• Task to complete: Below are the records. List every line holding the word "document".

• Task data:
- - -
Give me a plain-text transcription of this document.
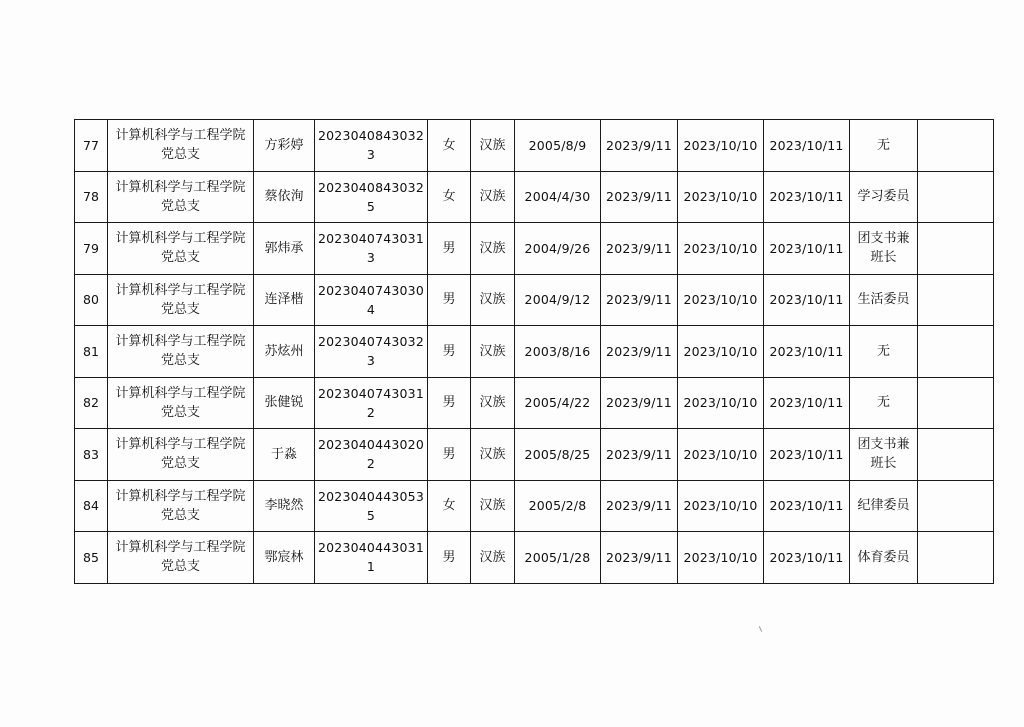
77	计算机科学与工程学院党总支	方彩婷	20230408430323	女	汉族	2005/8/9	2023/9/11	2023/10/10	2023/10/11	无	
78	计算机科学与工程学院党总支	蔡依洵	20230408430325	女	汉族	2004/4/30	2023/9/11	2023/10/10	2023/10/11	学习委员	
79	计算机科学与工程学院党总支	郭炜承	20230407430313	男	汉族	2004/9/26	2023/9/11	2023/10/10	2023/10/11	团支书兼班长	
80	计算机科学与工程学院党总支	连泽楷	20230407430304	男	汉族	2004/9/12	2023/9/11	2023/10/10	2023/10/11	生活委员	
81	计算机科学与工程学院党总支	苏炫州	20230407430323	男	汉族	2003/8/16	2023/9/11	2023/10/10	2023/10/11	无	
82	计算机科学与工程学院党总支	张健锐	20230407430312	男	汉族	2005/4/22	2023/9/11	2023/10/10	2023/10/11	无	
83	计算机科学与工程学院党总支	于淼	20230404430202	男	汉族	2005/8/25	2023/9/11	2023/10/10	2023/10/11	团支书兼班长	
84	计算机科学与工程学院党总支	李晓然	20230404430535	女	汉族	2005/2/8	2023/9/11	2023/10/10	2023/10/11	纪律委员	
85	计算机科学与工程学院党总支	鄂宸林	20230404430311	男	汉族	2005/1/28	2023/9/11	2023/10/10	2023/10/11	体育委员	
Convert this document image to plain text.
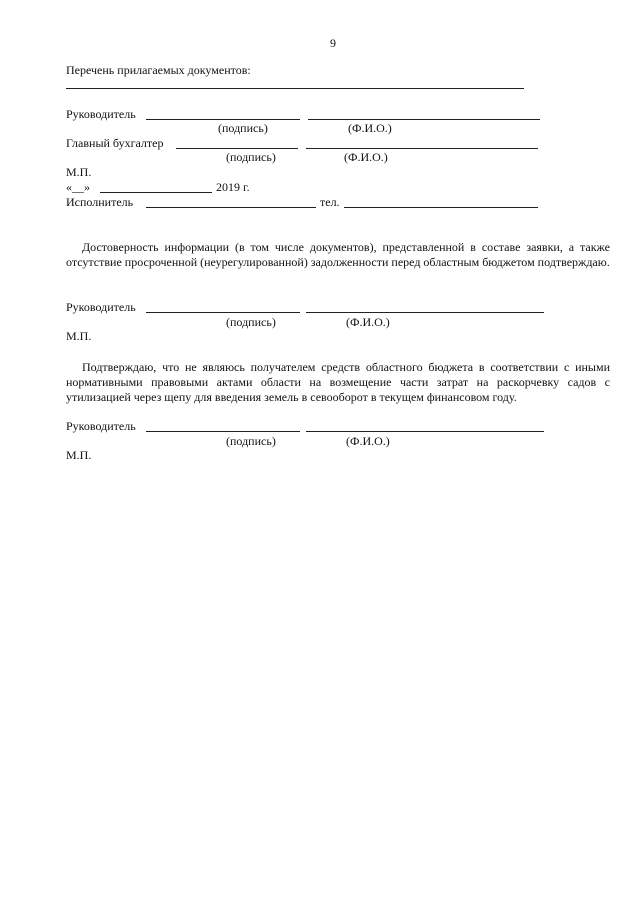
9
Перечень прилагаемых документов:
Руководитель
(подпись)	(Ф.И.О.)
Главный бухгалтер
(подпись)	(Ф.И.О.)
М.П.
«__»	2019 г.
Исполнитель	тел.
Достоверность информации (в том числе документов), представленной в составе заявки, а также отсутствие просроченной (неурегулированной) задолженности перед областным бюджетом подтверждаю.
Руководитель
(подпись)	(Ф.И.О.)
М.П.
Подтверждаю, что не являюсь получателем средств областного бюджета в соответствии с иными нормативными правовыми актами области на возмещение части затрат на раскорчевку садов с утилизацией через щепу для введения земель в севооборот в текущем финансовом году.
Руководитель
(подпись)	(Ф.И.О.)
М.П.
- - -
• Written response:
Give me a plain-text transcription of this document.
Convert this document image to plain text.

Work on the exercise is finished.